[Records about charts and figures]
-- -- --

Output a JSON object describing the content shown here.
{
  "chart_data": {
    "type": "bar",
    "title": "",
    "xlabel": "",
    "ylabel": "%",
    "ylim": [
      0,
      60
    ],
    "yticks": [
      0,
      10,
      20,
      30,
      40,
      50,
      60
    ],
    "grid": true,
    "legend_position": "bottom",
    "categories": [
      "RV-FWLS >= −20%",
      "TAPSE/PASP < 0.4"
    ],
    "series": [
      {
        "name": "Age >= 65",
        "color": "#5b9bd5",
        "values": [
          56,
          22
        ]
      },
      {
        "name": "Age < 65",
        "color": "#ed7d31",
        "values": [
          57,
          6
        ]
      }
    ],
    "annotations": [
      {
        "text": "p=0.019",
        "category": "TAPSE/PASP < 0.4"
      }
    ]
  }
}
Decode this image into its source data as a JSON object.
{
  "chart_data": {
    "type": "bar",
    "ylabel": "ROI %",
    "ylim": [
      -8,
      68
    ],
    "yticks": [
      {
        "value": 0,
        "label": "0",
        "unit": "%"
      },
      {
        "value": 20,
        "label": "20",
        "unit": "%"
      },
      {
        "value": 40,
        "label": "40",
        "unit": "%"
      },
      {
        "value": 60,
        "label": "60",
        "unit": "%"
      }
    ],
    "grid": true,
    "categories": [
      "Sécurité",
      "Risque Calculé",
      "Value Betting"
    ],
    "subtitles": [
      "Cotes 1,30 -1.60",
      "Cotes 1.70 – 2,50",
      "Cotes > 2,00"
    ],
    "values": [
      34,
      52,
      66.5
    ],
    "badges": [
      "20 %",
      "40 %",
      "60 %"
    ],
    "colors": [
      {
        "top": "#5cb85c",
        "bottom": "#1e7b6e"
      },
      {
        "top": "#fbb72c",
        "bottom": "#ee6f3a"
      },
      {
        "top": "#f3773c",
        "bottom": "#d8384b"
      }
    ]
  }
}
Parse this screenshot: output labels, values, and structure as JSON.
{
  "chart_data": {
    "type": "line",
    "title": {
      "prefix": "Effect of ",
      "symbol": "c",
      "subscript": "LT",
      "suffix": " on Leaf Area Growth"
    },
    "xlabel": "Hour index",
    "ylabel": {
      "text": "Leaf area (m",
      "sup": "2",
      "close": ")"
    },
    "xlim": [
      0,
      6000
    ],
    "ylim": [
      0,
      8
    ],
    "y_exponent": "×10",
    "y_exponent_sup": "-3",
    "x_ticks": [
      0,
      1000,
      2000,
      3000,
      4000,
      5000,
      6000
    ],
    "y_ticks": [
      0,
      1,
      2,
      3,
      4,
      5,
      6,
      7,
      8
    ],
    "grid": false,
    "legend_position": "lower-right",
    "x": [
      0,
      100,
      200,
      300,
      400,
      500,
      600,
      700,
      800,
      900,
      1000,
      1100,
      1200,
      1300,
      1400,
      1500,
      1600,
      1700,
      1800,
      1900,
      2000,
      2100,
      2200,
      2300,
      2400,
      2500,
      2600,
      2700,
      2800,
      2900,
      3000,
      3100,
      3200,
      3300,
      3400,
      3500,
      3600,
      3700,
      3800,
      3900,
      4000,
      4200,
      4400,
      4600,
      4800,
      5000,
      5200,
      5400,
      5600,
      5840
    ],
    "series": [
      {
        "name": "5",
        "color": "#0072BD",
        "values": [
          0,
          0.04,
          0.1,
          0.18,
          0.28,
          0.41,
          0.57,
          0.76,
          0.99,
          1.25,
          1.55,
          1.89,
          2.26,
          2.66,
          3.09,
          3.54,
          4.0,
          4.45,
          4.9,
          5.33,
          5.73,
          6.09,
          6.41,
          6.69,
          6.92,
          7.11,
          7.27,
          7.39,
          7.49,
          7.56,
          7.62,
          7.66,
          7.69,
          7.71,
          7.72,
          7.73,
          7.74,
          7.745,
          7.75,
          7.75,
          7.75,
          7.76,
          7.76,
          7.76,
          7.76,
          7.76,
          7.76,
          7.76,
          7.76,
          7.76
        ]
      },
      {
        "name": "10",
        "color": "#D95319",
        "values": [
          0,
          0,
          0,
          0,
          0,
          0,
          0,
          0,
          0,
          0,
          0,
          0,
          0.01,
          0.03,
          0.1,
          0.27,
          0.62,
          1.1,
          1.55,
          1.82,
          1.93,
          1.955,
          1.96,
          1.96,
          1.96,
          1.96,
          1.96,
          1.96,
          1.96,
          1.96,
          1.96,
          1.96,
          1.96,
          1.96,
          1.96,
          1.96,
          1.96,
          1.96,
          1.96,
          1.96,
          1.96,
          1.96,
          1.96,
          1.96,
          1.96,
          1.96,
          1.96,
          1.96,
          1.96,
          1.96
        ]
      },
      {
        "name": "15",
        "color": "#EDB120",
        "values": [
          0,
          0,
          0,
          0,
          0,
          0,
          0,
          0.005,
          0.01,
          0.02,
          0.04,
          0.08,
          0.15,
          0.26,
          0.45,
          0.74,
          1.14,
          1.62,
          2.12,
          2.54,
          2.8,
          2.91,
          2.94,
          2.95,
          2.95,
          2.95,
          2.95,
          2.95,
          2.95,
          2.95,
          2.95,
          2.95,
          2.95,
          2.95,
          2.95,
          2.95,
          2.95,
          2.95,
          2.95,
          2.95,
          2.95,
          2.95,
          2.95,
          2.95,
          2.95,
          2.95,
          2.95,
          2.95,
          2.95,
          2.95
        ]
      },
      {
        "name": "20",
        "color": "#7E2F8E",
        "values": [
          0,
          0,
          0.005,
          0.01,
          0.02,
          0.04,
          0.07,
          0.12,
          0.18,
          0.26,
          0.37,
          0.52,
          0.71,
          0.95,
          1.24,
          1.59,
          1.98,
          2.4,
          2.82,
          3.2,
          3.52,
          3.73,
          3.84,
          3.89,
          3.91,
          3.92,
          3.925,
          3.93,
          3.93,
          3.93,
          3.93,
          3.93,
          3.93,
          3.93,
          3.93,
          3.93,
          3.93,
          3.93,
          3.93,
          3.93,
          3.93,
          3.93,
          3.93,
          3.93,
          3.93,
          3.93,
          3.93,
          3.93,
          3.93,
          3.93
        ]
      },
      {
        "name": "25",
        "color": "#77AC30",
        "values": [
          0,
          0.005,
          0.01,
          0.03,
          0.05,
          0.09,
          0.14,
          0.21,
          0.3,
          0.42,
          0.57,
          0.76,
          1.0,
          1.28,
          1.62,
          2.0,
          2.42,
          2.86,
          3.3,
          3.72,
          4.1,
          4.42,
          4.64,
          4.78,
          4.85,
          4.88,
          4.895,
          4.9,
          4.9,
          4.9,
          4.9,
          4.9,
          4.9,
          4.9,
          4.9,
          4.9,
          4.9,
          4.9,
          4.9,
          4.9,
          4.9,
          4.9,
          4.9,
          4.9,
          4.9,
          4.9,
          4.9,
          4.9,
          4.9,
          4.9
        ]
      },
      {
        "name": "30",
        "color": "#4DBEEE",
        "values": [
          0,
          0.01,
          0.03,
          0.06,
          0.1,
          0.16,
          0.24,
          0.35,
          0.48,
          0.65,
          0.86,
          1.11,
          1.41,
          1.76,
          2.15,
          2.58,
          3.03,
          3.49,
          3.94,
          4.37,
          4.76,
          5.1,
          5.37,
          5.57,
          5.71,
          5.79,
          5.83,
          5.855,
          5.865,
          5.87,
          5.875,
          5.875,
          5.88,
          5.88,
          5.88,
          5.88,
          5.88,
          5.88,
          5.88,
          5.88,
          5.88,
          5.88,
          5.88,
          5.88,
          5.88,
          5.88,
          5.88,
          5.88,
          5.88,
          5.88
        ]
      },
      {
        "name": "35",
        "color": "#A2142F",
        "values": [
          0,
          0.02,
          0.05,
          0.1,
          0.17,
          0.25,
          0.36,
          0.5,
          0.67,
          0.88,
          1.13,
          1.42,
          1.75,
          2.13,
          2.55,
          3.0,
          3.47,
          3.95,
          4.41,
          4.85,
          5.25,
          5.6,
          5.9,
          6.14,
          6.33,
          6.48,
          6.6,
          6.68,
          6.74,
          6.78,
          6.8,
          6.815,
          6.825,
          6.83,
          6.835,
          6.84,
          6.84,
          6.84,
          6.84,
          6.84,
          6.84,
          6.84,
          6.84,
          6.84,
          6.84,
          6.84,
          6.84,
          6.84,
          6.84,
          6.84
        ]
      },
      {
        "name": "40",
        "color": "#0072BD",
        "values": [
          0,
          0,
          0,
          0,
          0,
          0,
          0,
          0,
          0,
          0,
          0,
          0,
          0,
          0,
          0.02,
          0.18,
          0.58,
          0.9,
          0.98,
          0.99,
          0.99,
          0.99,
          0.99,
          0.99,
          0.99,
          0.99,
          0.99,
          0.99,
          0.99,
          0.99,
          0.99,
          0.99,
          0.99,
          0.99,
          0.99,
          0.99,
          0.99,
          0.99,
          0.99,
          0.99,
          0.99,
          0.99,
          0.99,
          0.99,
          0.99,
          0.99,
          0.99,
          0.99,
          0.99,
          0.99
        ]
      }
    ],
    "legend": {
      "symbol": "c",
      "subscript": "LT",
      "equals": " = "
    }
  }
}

-- -- --

_Task instructions:_
Check each line of the records for the word "PASP", and show the lines that contain it.

_Exercise output:_
      "TAPSE/PASP < 0.4"
        "category": "TAPSE/PASP < 0.4"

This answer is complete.